What this task involves:
Your task is to gather the lines below that hold the string "dimana".

_ _ _ _ _

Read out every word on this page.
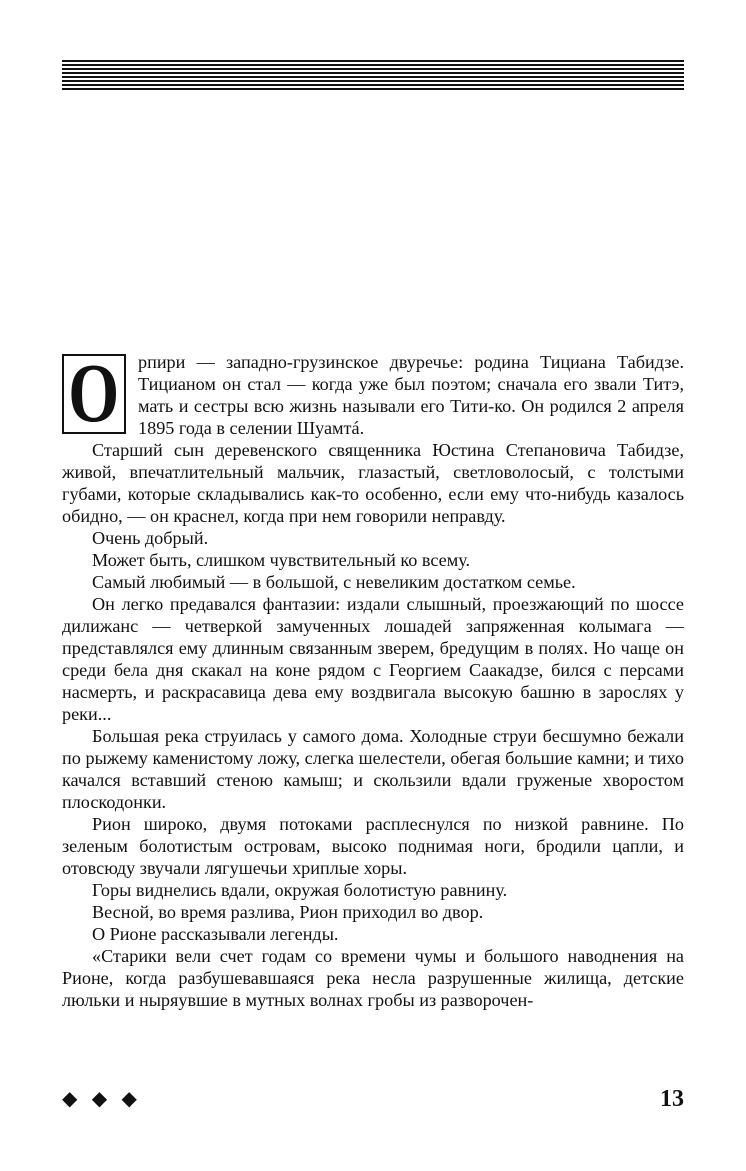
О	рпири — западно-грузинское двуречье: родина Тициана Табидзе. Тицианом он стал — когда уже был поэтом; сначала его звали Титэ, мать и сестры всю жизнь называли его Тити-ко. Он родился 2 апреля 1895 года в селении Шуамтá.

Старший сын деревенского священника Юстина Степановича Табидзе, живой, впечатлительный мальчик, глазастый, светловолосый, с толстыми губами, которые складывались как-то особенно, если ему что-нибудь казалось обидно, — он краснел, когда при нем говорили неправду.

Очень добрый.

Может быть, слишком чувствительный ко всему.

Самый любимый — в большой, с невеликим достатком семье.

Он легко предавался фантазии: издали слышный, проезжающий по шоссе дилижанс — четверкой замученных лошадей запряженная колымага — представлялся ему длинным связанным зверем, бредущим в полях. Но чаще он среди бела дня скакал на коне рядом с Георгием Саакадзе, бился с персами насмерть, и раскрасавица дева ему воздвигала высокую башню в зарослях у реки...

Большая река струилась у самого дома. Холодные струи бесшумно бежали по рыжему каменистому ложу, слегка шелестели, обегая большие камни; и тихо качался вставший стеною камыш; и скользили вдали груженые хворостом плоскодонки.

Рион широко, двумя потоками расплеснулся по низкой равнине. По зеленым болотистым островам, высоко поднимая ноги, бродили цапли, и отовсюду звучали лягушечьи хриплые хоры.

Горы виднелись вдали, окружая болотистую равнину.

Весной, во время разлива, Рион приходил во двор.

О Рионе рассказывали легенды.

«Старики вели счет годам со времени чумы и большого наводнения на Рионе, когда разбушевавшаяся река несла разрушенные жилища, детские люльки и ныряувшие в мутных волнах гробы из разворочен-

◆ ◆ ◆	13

_ _ _ _ _

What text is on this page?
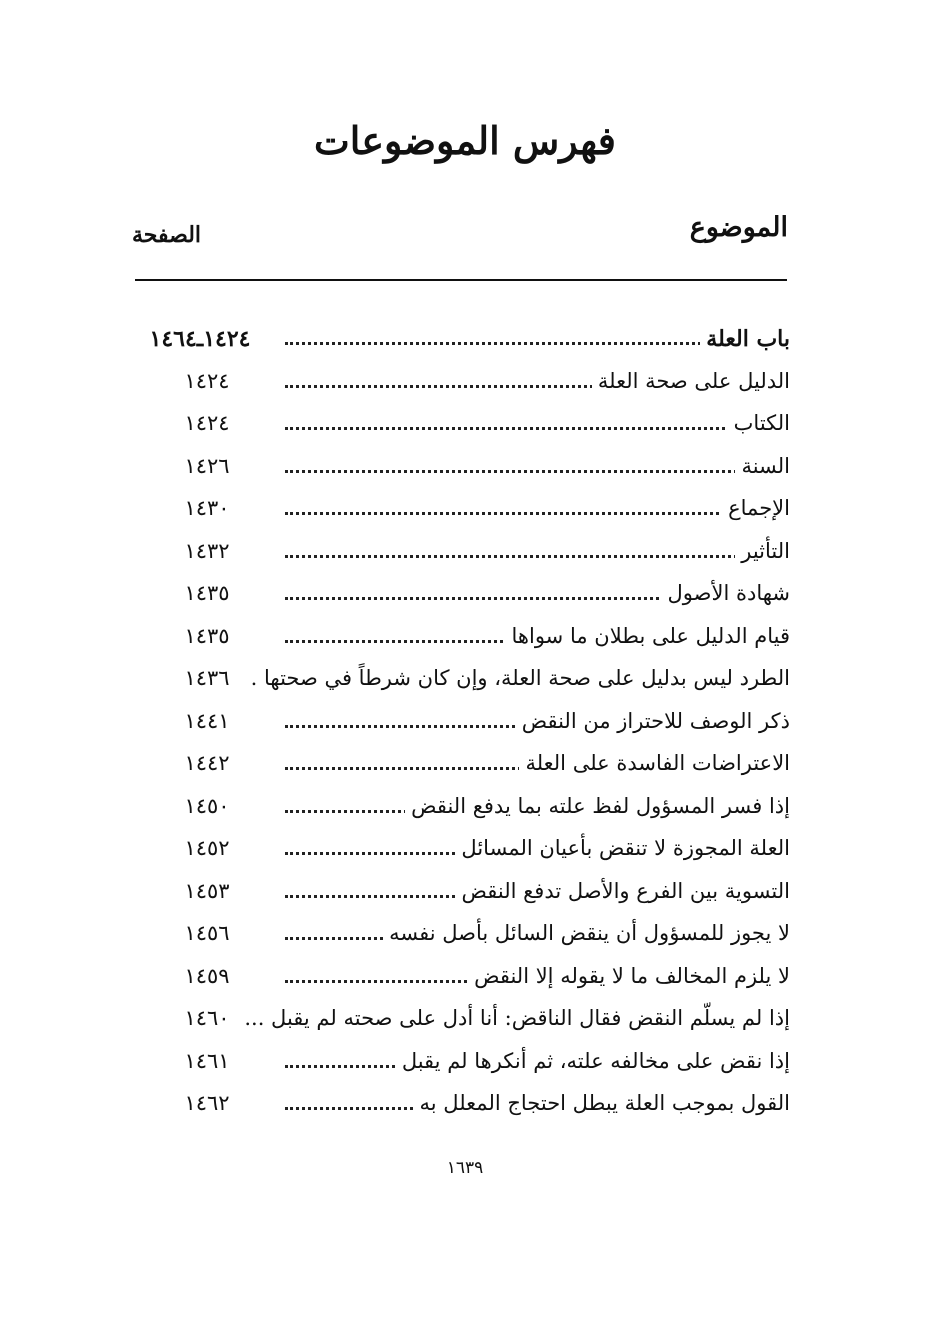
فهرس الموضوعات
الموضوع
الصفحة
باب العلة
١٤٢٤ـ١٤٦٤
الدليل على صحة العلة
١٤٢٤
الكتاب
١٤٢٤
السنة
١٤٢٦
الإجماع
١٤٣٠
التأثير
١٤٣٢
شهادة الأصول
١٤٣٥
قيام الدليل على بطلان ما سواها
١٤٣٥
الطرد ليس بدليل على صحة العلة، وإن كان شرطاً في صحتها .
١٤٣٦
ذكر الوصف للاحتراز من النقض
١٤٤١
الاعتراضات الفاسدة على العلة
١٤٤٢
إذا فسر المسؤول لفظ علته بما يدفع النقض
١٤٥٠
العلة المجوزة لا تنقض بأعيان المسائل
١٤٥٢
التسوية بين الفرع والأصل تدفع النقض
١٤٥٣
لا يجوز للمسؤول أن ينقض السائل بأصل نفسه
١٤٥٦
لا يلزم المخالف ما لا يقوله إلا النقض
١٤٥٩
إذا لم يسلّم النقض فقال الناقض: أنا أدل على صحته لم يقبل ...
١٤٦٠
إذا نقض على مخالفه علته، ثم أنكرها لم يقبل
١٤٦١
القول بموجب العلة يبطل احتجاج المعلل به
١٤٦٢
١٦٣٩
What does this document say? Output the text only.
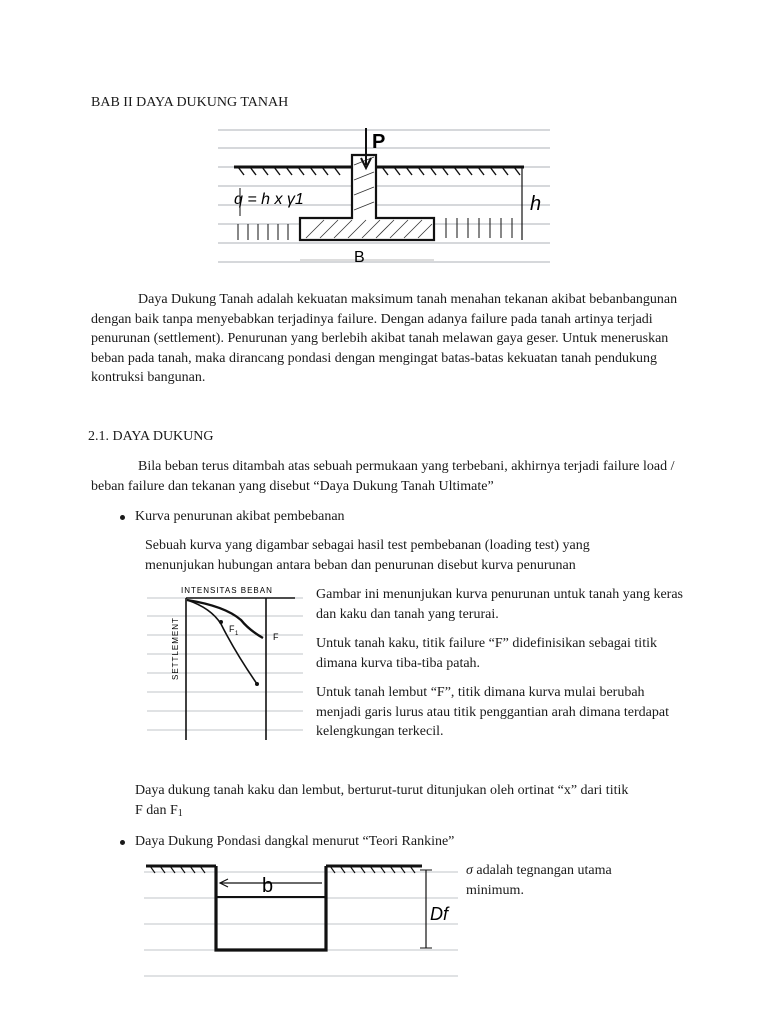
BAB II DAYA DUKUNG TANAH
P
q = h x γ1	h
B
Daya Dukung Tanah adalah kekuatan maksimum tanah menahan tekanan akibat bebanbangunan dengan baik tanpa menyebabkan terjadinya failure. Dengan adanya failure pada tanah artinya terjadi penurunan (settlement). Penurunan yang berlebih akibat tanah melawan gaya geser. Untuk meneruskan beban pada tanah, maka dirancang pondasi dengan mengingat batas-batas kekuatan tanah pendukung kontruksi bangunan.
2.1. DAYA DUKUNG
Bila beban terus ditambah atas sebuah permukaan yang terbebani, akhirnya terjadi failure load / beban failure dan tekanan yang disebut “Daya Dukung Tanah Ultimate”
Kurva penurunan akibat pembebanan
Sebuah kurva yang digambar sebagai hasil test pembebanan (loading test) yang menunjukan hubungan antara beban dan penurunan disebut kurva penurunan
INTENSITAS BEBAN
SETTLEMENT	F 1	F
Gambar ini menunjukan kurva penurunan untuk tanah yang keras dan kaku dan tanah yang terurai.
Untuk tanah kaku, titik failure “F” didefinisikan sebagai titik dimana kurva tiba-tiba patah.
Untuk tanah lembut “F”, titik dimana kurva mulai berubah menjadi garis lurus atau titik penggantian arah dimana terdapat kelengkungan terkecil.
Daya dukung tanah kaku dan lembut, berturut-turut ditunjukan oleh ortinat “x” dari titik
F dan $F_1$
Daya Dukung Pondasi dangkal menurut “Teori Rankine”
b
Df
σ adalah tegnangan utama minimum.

_ _ _ _ _

Answer to this task:
Untuk tanah kaku, titik failure “F” didefinisikan sebagai titik dimana kurva tiba-tiba patah.
Untuk tanah lembut “F”, titik dimana kurva mulai berubah menjadi garis lurus atau titik penggantian arah dimana terdapat kelengkungan terkecil.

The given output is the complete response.